◆ **DIRECTIONS**
For the entries below, how many lines include the word "this"? Give the figure and nothing more.
------------------------------
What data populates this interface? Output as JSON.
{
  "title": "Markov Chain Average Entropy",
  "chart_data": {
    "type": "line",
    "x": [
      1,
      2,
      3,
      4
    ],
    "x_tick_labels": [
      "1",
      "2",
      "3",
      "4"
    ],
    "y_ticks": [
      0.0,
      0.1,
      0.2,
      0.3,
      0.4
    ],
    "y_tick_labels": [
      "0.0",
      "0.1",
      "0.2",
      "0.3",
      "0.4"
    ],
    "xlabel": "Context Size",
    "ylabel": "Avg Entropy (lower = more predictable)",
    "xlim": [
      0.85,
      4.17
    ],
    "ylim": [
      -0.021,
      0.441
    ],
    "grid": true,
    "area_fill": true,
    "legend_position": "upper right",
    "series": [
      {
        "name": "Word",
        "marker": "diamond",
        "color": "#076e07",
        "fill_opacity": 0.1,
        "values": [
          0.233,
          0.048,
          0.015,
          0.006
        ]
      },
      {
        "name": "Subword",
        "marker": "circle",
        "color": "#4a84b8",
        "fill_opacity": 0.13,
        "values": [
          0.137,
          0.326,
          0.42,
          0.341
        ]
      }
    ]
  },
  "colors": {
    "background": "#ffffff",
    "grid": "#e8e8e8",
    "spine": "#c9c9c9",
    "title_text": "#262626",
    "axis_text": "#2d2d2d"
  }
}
------------------------------
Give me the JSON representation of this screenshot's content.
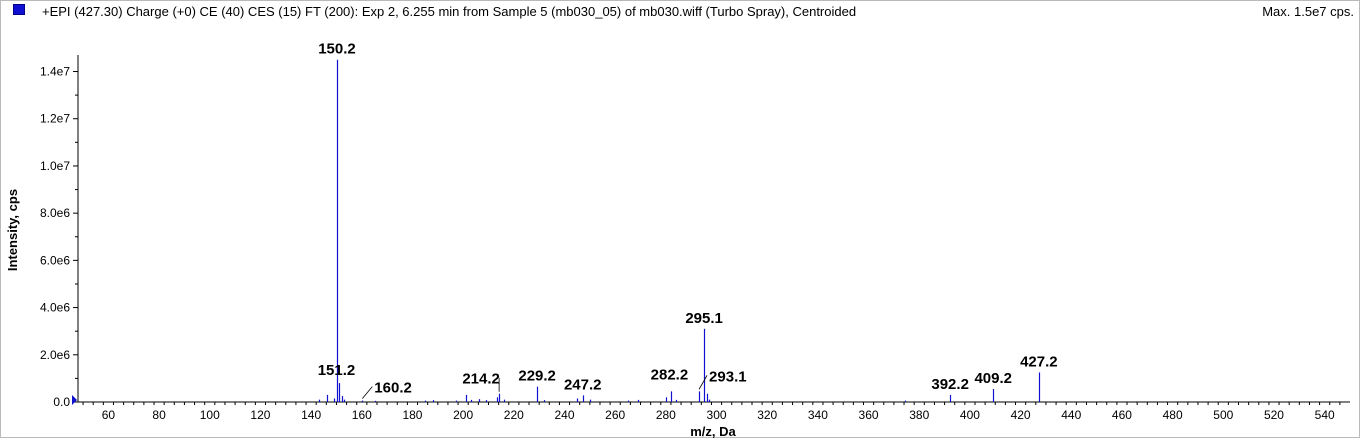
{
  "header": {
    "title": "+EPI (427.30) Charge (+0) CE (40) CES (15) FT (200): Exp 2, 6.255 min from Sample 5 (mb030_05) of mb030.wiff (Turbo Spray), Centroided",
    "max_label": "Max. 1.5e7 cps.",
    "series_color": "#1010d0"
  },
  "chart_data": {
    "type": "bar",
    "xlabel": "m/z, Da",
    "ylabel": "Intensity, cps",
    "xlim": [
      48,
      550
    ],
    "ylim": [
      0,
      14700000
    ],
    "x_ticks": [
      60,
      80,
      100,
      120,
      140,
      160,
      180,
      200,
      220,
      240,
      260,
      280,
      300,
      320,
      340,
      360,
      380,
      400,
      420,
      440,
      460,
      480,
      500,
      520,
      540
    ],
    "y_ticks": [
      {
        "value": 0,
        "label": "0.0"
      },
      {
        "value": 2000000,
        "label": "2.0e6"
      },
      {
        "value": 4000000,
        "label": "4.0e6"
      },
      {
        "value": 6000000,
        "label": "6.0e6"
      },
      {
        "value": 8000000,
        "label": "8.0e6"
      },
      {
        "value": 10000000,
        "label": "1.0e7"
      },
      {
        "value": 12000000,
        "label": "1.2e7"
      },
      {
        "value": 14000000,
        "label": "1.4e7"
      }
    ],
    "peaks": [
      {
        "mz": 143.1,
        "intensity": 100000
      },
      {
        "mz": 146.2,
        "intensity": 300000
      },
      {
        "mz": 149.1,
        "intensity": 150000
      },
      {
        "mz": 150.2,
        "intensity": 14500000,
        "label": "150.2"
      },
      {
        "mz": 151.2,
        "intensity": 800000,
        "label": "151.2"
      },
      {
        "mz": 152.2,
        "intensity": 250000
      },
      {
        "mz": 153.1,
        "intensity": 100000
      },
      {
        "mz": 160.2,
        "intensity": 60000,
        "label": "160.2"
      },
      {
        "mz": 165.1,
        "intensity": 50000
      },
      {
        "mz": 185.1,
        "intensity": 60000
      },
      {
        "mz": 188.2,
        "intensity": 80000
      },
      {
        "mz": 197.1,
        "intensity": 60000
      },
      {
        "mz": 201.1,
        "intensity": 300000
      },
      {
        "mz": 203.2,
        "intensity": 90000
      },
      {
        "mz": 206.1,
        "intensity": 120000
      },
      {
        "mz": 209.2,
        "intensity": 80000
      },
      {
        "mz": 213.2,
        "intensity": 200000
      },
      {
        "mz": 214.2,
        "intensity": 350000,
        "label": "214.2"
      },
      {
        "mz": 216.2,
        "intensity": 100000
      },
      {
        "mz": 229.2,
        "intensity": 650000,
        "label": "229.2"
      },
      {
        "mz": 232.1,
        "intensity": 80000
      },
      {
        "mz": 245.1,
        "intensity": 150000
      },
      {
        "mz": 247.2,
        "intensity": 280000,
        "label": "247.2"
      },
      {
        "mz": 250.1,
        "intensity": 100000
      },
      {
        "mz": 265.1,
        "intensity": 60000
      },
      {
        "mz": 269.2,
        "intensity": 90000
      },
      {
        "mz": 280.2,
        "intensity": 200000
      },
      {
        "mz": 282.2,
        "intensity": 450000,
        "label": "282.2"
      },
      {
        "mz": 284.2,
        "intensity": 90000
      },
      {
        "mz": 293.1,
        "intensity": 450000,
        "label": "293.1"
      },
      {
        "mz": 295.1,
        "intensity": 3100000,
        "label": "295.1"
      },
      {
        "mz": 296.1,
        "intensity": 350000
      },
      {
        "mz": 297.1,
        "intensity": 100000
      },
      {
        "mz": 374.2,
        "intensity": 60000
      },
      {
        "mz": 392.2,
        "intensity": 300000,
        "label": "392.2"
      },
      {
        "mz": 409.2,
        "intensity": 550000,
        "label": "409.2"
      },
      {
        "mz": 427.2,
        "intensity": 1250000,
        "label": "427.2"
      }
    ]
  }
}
------------------------------
◆ **PROBLEM SOLUTION**
2